— begin INFORMATION SUPPLIED —

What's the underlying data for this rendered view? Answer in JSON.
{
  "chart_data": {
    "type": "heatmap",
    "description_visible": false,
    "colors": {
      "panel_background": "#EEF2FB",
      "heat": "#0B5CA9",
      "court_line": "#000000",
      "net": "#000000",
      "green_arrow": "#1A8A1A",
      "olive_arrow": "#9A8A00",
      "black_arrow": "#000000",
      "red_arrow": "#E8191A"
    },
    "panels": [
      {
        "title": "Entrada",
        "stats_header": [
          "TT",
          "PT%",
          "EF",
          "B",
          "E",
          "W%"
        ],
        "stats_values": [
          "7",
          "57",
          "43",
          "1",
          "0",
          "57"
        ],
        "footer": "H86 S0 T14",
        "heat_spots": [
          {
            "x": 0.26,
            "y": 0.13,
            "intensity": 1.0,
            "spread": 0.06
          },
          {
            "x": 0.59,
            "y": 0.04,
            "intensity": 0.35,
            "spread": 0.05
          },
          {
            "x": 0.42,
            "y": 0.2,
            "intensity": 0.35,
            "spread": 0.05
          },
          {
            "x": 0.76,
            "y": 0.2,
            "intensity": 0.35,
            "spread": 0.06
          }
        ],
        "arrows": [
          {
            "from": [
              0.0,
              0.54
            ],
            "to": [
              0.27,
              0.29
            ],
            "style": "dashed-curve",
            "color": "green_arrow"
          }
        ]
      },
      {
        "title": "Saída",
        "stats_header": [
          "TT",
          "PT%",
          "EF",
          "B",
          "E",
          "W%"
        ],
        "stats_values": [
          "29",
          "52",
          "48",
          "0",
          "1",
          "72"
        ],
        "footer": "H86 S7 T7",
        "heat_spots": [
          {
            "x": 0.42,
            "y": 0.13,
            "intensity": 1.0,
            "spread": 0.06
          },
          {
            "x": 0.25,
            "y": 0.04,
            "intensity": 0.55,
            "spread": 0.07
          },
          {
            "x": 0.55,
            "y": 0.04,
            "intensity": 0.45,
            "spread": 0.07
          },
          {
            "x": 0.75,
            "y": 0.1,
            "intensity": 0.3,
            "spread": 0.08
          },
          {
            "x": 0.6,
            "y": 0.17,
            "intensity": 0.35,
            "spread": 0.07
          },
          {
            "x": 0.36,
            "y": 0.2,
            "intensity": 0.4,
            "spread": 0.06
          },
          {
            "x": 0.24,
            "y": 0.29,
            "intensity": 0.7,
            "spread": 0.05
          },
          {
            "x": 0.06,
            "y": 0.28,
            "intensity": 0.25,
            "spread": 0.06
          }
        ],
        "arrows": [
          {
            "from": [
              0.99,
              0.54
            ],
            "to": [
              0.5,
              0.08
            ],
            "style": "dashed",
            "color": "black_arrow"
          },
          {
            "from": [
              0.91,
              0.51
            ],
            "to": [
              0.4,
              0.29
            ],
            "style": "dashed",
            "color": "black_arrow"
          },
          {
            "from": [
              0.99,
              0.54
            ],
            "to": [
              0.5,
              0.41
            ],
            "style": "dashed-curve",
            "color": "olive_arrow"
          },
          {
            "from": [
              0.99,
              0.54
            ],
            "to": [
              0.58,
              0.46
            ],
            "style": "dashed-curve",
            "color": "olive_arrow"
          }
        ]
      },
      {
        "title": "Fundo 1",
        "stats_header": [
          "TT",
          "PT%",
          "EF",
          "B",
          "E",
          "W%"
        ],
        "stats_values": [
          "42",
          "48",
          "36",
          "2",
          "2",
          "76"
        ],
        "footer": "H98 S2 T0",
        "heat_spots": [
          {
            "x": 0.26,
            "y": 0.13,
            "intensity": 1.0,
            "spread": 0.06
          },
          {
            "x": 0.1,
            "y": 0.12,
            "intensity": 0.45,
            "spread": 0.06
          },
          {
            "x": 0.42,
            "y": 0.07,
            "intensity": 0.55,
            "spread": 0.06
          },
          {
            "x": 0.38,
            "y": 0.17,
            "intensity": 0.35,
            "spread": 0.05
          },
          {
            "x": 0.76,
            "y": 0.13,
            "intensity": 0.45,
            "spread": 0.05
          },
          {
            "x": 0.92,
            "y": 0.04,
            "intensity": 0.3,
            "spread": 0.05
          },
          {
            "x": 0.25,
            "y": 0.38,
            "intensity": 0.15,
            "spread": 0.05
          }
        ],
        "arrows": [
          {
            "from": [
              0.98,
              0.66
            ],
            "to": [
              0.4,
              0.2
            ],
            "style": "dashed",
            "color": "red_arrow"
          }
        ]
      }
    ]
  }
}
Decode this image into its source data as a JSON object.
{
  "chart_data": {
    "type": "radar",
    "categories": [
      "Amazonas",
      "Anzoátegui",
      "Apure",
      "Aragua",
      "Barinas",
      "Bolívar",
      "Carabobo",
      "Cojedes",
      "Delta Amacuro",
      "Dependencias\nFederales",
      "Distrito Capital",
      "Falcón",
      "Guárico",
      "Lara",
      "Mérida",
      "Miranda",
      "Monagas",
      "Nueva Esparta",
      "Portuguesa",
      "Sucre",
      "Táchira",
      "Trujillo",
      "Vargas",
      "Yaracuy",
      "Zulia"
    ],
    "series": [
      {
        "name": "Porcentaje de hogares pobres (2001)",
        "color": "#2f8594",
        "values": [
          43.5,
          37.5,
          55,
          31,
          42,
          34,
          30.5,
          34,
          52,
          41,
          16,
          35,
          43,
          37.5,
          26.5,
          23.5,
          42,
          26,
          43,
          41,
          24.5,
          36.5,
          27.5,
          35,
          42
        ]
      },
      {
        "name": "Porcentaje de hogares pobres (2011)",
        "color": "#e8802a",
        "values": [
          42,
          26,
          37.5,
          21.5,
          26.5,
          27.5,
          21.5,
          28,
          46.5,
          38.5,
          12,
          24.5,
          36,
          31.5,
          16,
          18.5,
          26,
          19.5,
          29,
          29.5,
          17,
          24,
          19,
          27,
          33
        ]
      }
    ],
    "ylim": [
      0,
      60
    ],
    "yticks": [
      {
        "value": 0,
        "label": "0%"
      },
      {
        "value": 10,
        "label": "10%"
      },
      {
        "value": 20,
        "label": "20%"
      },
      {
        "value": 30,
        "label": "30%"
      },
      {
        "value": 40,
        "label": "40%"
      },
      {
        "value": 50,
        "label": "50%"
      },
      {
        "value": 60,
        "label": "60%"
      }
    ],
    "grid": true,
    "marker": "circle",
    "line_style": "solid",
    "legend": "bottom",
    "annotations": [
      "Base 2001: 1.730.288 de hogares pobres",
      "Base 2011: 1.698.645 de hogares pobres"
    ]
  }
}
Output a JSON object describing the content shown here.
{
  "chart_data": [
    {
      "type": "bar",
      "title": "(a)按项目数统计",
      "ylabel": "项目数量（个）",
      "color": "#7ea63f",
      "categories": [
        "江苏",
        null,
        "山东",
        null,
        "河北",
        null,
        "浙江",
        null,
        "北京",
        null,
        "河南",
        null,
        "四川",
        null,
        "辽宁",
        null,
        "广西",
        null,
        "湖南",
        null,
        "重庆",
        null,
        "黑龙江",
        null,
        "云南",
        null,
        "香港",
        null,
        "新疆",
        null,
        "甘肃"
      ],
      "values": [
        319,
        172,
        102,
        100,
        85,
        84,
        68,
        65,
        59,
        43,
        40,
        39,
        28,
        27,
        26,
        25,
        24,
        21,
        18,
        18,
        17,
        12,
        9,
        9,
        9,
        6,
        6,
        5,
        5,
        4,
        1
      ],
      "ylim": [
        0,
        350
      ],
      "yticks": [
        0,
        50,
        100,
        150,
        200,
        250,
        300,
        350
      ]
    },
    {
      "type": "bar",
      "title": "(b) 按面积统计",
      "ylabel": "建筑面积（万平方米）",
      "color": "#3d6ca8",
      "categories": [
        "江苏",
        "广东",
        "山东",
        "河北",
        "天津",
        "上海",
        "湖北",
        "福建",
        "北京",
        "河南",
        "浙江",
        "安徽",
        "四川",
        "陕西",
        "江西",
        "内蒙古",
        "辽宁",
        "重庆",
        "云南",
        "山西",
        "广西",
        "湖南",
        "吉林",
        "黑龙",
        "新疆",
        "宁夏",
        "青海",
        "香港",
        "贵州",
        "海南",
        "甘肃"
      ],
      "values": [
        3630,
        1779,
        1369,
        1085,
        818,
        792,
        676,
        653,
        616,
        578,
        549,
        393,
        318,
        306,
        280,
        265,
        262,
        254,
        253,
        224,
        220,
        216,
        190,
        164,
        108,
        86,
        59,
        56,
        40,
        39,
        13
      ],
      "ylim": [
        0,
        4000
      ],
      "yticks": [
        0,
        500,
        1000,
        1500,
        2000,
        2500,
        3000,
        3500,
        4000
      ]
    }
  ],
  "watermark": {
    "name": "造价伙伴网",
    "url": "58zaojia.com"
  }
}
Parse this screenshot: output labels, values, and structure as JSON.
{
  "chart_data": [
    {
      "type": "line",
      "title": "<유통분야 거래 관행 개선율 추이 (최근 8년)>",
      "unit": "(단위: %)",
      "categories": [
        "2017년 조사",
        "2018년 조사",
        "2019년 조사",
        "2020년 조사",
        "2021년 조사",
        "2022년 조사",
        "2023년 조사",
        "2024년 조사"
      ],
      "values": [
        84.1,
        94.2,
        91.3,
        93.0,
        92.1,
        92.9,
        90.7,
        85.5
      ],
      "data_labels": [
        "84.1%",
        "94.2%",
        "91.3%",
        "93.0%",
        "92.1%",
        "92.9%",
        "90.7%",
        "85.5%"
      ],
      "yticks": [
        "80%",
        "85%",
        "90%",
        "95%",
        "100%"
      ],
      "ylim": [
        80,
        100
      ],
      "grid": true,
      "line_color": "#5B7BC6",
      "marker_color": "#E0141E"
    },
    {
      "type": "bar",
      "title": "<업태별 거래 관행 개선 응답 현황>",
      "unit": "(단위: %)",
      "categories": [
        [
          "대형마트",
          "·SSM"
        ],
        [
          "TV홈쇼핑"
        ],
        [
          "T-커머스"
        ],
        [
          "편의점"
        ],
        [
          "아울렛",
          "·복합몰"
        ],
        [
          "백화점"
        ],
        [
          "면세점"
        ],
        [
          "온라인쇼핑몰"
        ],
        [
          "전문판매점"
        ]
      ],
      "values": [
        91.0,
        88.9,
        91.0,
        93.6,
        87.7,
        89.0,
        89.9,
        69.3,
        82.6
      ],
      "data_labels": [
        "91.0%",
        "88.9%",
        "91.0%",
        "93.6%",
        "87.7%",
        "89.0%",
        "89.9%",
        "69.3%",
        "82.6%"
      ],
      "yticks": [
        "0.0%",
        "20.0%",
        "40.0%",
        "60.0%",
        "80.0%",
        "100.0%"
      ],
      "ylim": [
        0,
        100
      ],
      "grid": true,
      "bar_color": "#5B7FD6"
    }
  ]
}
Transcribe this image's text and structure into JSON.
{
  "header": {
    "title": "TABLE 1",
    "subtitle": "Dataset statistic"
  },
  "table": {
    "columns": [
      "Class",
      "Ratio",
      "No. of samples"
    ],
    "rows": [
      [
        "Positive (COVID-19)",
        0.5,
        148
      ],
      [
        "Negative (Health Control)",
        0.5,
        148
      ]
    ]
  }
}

— end INFORMATION SUPPLIED —

→ TASK INSTRUCTIONS: Your task is to transcribe the line containing "Transcribe this image's" and every line after it, through the last line of the data, exactly as written and with nothing more.

→ SOLUTION FOR THIS TASK:
Transcribe this image's text and structure into JSON.
{
  "header": {
    "title": "TABLE 1",
    "subtitle": "Dataset statistic"
  },
  "table": {
    "columns": [
      "Class",
      "Ratio",
      "No. of samples"
    ],
    "rows": [
      [
        "Positive (COVID-19)",
        0.5,
        148
      ],
      [
        "Negative (Health Control)",
        0.5,
        148
      ]
    ]
  }
}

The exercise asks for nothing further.